Using the entries below, say how many of the lines carry "Specter". Write the number alone.

Dataset records on visual material:
*****
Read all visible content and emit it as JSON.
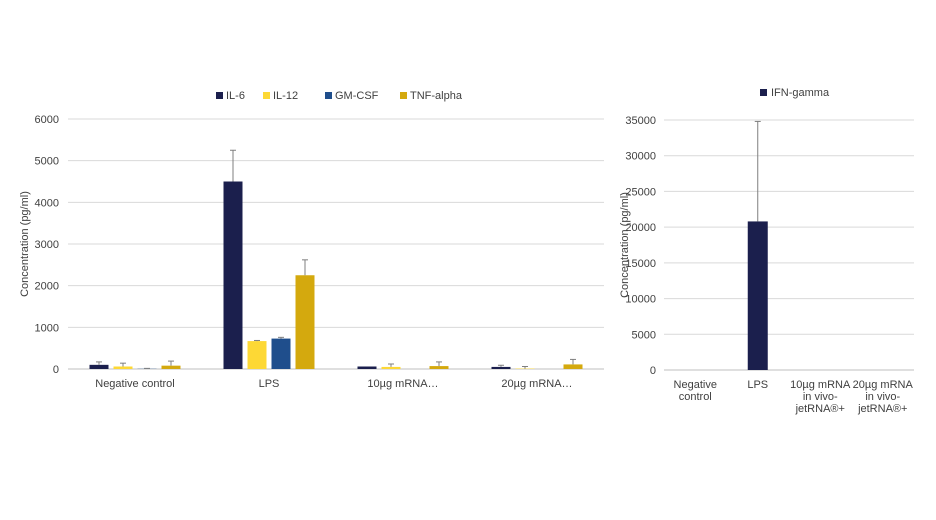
{
  "chart_data": [
    {
      "type": "bar",
      "title": "",
      "xlabel": "",
      "ylabel": "Concentration (pg/ml)",
      "ylim": [
        0,
        6000
      ],
      "yticks": [
        0,
        1000,
        2000,
        3000,
        4000,
        5000,
        6000
      ],
      "grid": true,
      "legend_position": "top",
      "categories": [
        "Negative control",
        "LPS",
        "10µg mRNA…",
        "20µg mRNA…"
      ],
      "series": [
        {
          "name": "IL-6",
          "color": "#1b1f4d",
          "values": [
            100,
            4500,
            60,
            50
          ],
          "errors": [
            70,
            750,
            0,
            40
          ]
        },
        {
          "name": "IL-12",
          "color": "#fdd835",
          "values": [
            60,
            670,
            50,
            10
          ],
          "errors": [
            80,
            15,
            70,
            50
          ]
        },
        {
          "name": "GM-CSF",
          "color": "#1f4e8c",
          "values": [
            5,
            730,
            0,
            0
          ],
          "errors": [
            10,
            30,
            0,
            0
          ]
        },
        {
          "name": "TNF-alpha",
          "color": "#d4a90e",
          "values": [
            80,
            2250,
            70,
            110
          ],
          "errors": [
            110,
            370,
            100,
            120
          ]
        }
      ]
    },
    {
      "type": "bar",
      "title": "",
      "xlabel": "",
      "ylabel": "Concentration (pg/ml)",
      "ylim": [
        0,
        35000
      ],
      "yticks": [
        0,
        5000,
        10000,
        15000,
        20000,
        25000,
        30000,
        35000
      ],
      "grid": true,
      "legend_position": "top",
      "categories": [
        [
          "Negative",
          "control"
        ],
        [
          "LPS"
        ],
        [
          "10µg mRNA",
          "in vivo-",
          "jetRNA®+"
        ],
        [
          "20µg mRNA",
          "in vivo-",
          "jetRNA®+"
        ]
      ],
      "series": [
        {
          "name": "IFN-gamma",
          "color": "#1b1f4d",
          "values": [
            0,
            20800,
            0,
            0
          ],
          "errors": [
            0,
            14000,
            0,
            0
          ]
        }
      ]
    }
  ]
}
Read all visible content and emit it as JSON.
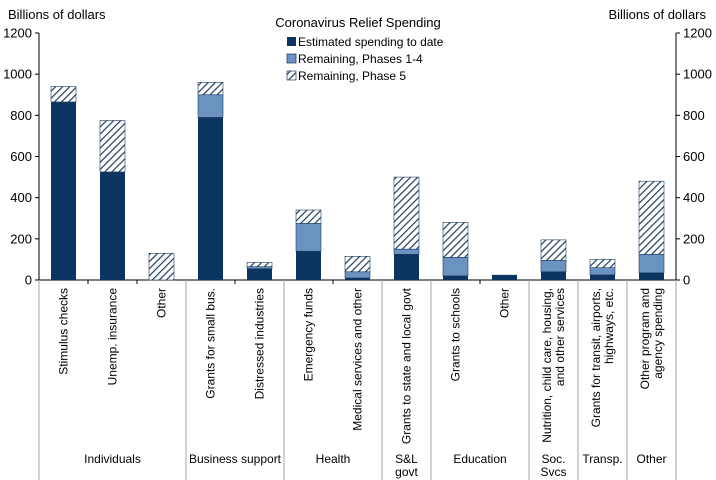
{
  "chart_data": {
    "type": "bar",
    "stacked": true,
    "title": "Coronavirus  Relief Spending",
    "ylabel_left": "Billions of dollars",
    "ylabel_right": "Billions of dollars",
    "ylim": [
      0,
      1200
    ],
    "yticks": [
      0,
      200,
      400,
      600,
      800,
      1000,
      1200
    ],
    "legend_position": "top-center",
    "colors": {
      "estimated": "#0b3560",
      "phase14": "#6a93c2",
      "phase5_line": "#1f3d5f",
      "axis": "#000000",
      "divider": "#a6a6a6"
    },
    "series": [
      {
        "name": "Estimated spending to date",
        "key": "estimated"
      },
      {
        "name": "Remaining, Phases 1-4",
        "key": "phase14"
      },
      {
        "name": "Remaining, Phase 5",
        "key": "phase5"
      }
    ],
    "categories": [
      {
        "label": [
          "Stimulus checks"
        ],
        "estimated": 865,
        "phase14": 0,
        "phase5": 75
      },
      {
        "label": [
          "Unemp. insurance"
        ],
        "estimated": 525,
        "phase14": 0,
        "phase5": 250
      },
      {
        "label": [
          "Other"
        ],
        "estimated": 0,
        "phase14": 0,
        "phase5": 130
      },
      {
        "label": [
          "Grants for small bus."
        ],
        "estimated": 790,
        "phase14": 110,
        "phase5": 60
      },
      {
        "label": [
          "Distressed industries"
        ],
        "estimated": 55,
        "phase14": 10,
        "phase5": 20
      },
      {
        "label": [
          "Emergency funds"
        ],
        "estimated": 140,
        "phase14": 135,
        "phase5": 65
      },
      {
        "label": [
          "Medical services and other"
        ],
        "estimated": 10,
        "phase14": 30,
        "phase5": 75
      },
      {
        "label": [
          "Grants to state and local govt"
        ],
        "estimated": 125,
        "phase14": 25,
        "phase5": 350
      },
      {
        "label": [
          "Grants to schools"
        ],
        "estimated": 20,
        "phase14": 90,
        "phase5": 170
      },
      {
        "label": [
          "Other"
        ],
        "estimated": 25,
        "phase14": 0,
        "phase5": 0
      },
      {
        "label": [
          "Nutrition, child care, housing,",
          "and other services"
        ],
        "estimated": 40,
        "phase14": 55,
        "phase5": 100
      },
      {
        "label": [
          "Grants for transit, airports,",
          "highways, etc."
        ],
        "estimated": 25,
        "phase14": 35,
        "phase5": 40
      },
      {
        "label": [
          "Other program and",
          "agency spending"
        ],
        "estimated": 35,
        "phase14": 90,
        "phase5": 355
      }
    ],
    "groups": [
      {
        "label": [
          "Individuals"
        ],
        "start": 0,
        "count": 3
      },
      {
        "label": [
          "Business support"
        ],
        "start": 3,
        "count": 2
      },
      {
        "label": [
          "Health"
        ],
        "start": 5,
        "count": 2
      },
      {
        "label": [
          "S&L",
          "govt"
        ],
        "start": 7,
        "count": 1
      },
      {
        "label": [
          "Education"
        ],
        "start": 8,
        "count": 2
      },
      {
        "label": [
          "Soc.",
          "Svcs"
        ],
        "start": 10,
        "count": 1
      },
      {
        "label": [
          "Transp."
        ],
        "start": 11,
        "count": 1
      },
      {
        "label": [
          "Other"
        ],
        "start": 12,
        "count": 1
      }
    ]
  }
}
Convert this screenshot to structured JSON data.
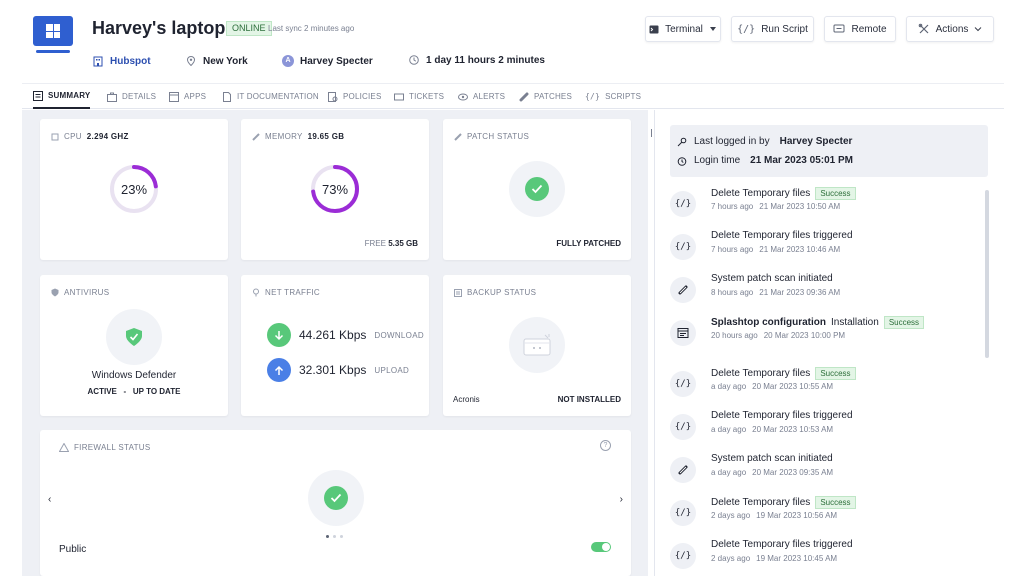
{
  "header": {
    "device_name": "Harvey's laptop",
    "status": "ONLINE",
    "last_sync": "Last sync 2 minutes ago",
    "company": "Hubspot",
    "location": "New York",
    "user_initial": "A",
    "user": "Harvey Specter",
    "uptime": "1 day 11 hours 2 minutes",
    "buttons": {
      "terminal": "Terminal",
      "run_script": "Run Script",
      "remote": "Remote",
      "actions": "Actions"
    }
  },
  "tabs": [
    {
      "label": "SUMMARY"
    },
    {
      "label": "DETAILS"
    },
    {
      "label": "APPS"
    },
    {
      "label": "IT DOCUMENTATION"
    },
    {
      "label": "POLICIES"
    },
    {
      "label": "TICKETS"
    },
    {
      "label": "ALERTS"
    },
    {
      "label": "PATCHES"
    },
    {
      "label": "SCRIPTS"
    }
  ],
  "cards": {
    "cpu": {
      "label": "CPU",
      "value": "2.294 GHz",
      "percent_text": "23%",
      "percent": 23
    },
    "memory": {
      "label": "MEMORY",
      "value": "19.65 GB",
      "percent_text": "73%",
      "percent": 73,
      "free_label": "FREE",
      "free_value": "5.35 GB"
    },
    "patch": {
      "label": "PATCH STATUS",
      "status": "FULLY PATCHED"
    },
    "antivirus": {
      "label": "ANTIVIRUS",
      "name": "Windows Defender",
      "state": "ACTIVE",
      "separator": "-",
      "update": "UP TO DATE"
    },
    "net": {
      "label": "NET TRAFFIC",
      "download_value": "44.261 Kbps",
      "download_label": "DOWNLOAD",
      "upload_value": "32.301 Kbps",
      "upload_label": "UPLOAD"
    },
    "backup": {
      "label": "BACKUP STATUS",
      "provider": "Acronis",
      "status": "NOT INSTALLED"
    },
    "firewall": {
      "label": "FIREWALL STATUS",
      "help": "?",
      "prev": "‹",
      "next": "›",
      "profile": "Public",
      "enabled": true
    }
  },
  "colors": {
    "accent_purple": "#9b2cd6",
    "success_green": "#58c87a",
    "primary_blue": "#2f5fd0",
    "upload_blue": "#4a7fe6"
  },
  "login": {
    "last_logged_label": "Last logged in by",
    "last_logged_user": "Harvey Specter",
    "login_time_label": "Login time",
    "login_time": "21 Mar 2023 05:01 PM"
  },
  "activities": [
    {
      "icon": "{/}",
      "title": "Delete Temporary files",
      "bold": "",
      "badge": "Success",
      "ago": "7 hours ago",
      "date": "21 Mar 2023 10:50 AM"
    },
    {
      "icon": "{/}",
      "title": "Delete Temporary files triggered",
      "bold": "",
      "badge": "",
      "ago": "7 hours ago",
      "date": "21 Mar 2023 10:46 AM"
    },
    {
      "icon": "patch",
      "title": "System patch scan initiated",
      "bold": "",
      "badge": "",
      "ago": "8 hours ago",
      "date": "21 Mar 2023 09:36 AM"
    },
    {
      "icon": "app",
      "title": "Installation",
      "bold": "Splashtop configuration",
      "badge": "Success",
      "ago": "20 hours ago",
      "date": "20 Mar 2023 10:00 PM"
    },
    {
      "icon": "{/}",
      "title": "Delete Temporary files",
      "bold": "",
      "badge": "Success",
      "ago": "a day ago",
      "date": "20 Mar 2023 10:55 AM"
    },
    {
      "icon": "{/}",
      "title": "Delete Temporary files triggered",
      "bold": "",
      "badge": "",
      "ago": "a day ago",
      "date": "20 Mar 2023 10:53 AM"
    },
    {
      "icon": "patch",
      "title": "System patch scan initiated",
      "bold": "",
      "badge": "",
      "ago": "a day ago",
      "date": "20 Mar 2023 09:35 AM"
    },
    {
      "icon": "{/}",
      "title": "Delete Temporary files",
      "bold": "",
      "badge": "Success",
      "ago": "2 days ago",
      "date": "19 Mar 2023 10:56 AM"
    },
    {
      "icon": "{/}",
      "title": "Delete Temporary files triggered",
      "bold": "",
      "badge": "",
      "ago": "2 days ago",
      "date": "19 Mar 2023 10:45 AM"
    }
  ]
}
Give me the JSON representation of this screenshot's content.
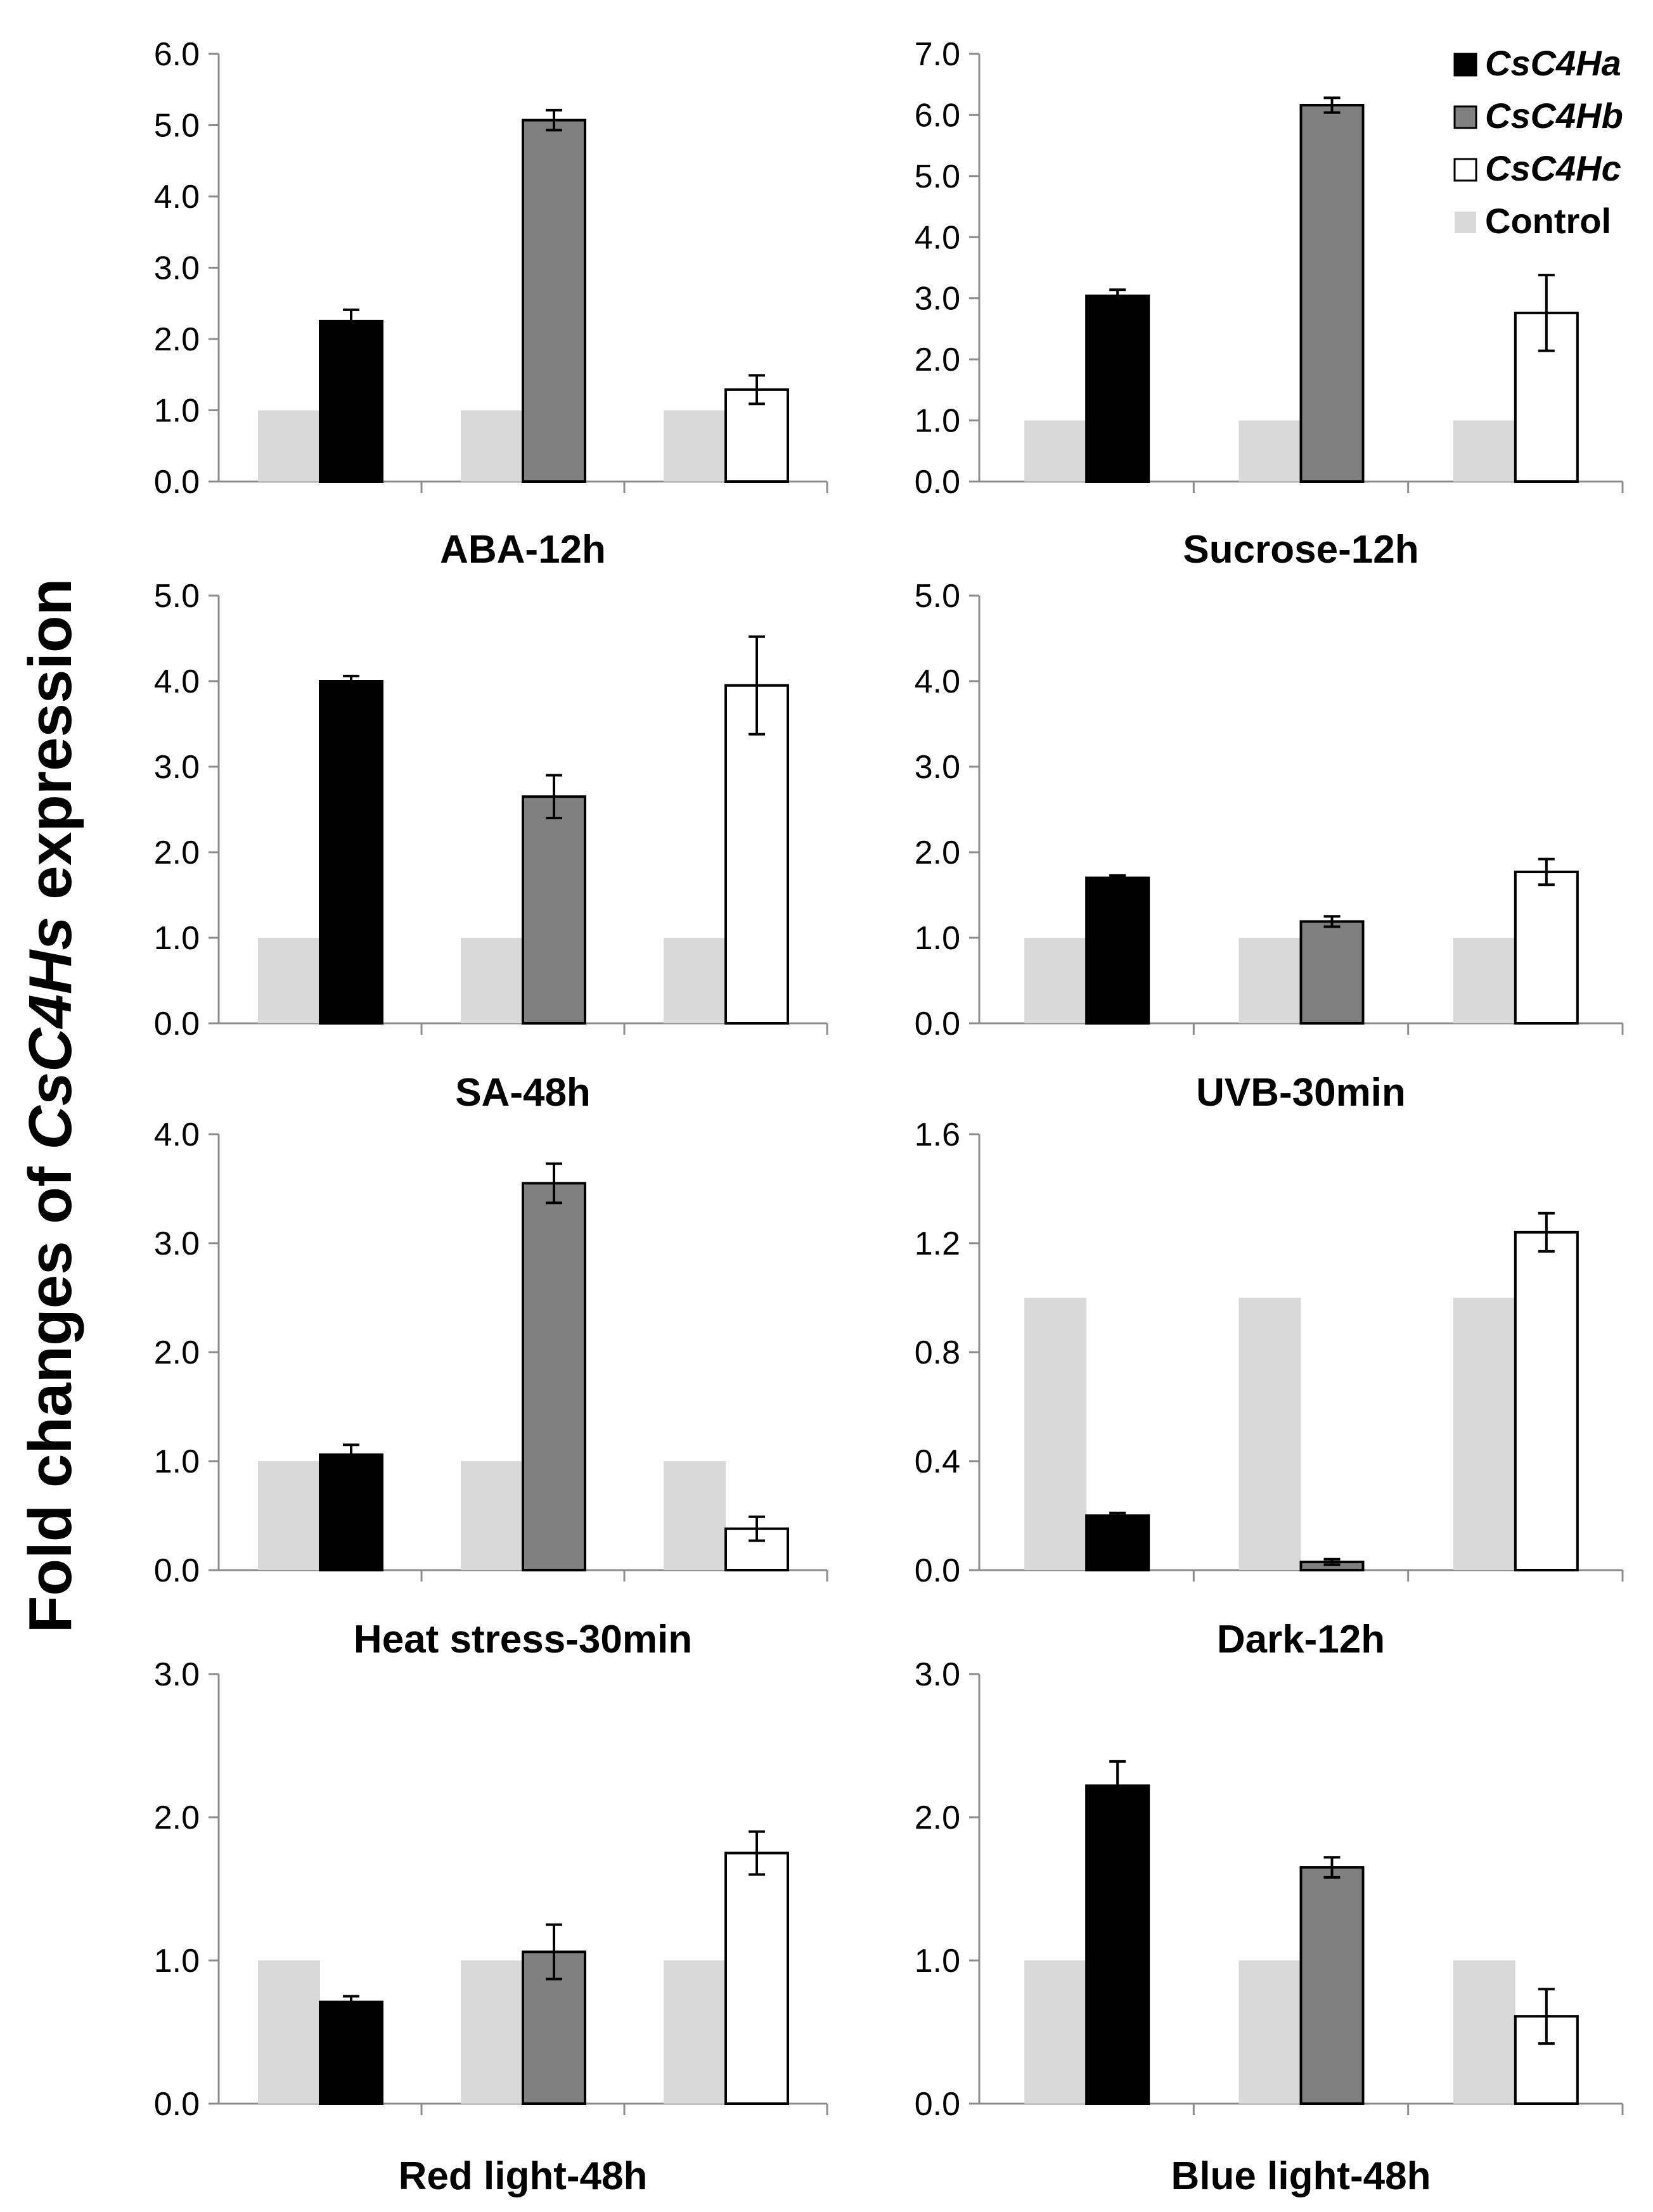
*****
> _RESPONSE TO THE EXERCISE_: 2